Extract all lines that hold the string "name".

========================================

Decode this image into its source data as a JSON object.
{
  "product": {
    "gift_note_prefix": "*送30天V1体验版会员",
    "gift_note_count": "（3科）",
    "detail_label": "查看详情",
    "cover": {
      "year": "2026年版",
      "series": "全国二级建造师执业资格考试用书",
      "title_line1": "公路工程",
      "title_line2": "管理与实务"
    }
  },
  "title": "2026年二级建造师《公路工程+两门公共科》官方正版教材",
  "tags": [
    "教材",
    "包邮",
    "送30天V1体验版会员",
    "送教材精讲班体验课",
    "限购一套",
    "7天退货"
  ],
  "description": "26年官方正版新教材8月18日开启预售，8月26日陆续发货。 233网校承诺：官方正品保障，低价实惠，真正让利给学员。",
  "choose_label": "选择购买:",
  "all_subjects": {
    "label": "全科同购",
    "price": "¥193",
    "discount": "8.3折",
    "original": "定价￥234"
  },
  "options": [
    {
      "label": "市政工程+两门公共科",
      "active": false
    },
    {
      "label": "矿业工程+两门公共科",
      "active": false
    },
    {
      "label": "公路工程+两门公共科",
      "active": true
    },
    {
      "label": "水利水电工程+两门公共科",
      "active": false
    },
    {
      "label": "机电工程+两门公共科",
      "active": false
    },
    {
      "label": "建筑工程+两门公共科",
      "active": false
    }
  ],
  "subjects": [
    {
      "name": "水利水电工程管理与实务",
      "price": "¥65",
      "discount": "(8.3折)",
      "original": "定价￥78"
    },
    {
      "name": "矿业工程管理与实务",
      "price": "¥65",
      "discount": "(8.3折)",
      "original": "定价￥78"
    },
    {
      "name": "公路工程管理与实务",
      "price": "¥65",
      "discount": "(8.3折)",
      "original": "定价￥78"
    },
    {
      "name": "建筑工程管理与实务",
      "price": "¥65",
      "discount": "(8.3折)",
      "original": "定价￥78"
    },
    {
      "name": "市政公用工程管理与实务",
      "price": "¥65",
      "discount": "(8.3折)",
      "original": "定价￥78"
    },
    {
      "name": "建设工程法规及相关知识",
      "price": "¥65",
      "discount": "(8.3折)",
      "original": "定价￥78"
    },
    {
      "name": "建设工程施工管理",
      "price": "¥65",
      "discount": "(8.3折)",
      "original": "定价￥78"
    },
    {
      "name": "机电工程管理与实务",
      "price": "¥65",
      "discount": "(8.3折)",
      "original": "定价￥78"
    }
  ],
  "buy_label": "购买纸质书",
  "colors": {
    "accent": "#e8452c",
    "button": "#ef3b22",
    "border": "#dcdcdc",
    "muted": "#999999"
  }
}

========================================

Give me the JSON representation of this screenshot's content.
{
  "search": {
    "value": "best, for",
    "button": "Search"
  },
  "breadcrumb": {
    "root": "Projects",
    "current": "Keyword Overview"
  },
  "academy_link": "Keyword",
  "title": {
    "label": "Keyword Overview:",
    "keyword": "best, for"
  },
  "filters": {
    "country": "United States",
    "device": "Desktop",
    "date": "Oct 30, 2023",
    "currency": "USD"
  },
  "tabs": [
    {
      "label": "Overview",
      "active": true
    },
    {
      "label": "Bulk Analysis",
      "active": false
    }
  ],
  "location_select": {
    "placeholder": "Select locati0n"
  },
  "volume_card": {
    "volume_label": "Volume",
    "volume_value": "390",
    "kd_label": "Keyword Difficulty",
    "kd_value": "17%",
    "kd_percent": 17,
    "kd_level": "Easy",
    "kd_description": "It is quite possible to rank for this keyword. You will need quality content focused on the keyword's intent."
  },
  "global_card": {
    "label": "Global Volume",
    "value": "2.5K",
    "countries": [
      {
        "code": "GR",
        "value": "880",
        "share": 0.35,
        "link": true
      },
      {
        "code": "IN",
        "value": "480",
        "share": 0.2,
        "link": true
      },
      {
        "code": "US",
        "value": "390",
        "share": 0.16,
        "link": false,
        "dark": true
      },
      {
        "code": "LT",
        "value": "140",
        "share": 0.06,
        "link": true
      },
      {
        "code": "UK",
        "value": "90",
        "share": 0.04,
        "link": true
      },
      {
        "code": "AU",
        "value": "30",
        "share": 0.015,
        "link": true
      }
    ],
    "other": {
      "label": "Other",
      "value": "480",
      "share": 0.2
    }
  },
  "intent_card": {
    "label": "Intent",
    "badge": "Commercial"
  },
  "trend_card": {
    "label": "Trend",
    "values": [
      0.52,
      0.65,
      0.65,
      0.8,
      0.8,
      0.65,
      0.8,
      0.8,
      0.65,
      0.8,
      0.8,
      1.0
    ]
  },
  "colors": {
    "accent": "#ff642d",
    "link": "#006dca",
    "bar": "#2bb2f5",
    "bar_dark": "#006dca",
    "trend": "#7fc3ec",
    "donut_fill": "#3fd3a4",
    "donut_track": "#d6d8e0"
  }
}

========================================

• Solution below:
      "name": "水利水电工程管理与实务",
      "name": "矿业工程管理与实务",
      "name": "公路工程管理与实务",
      "name": "建筑工程管理与实务",
      "name": "市政公用工程管理与实务",
      "name": "建设工程法规及相关知识",
      "name": "建设工程施工管理",
      "name": "机电工程管理与实务",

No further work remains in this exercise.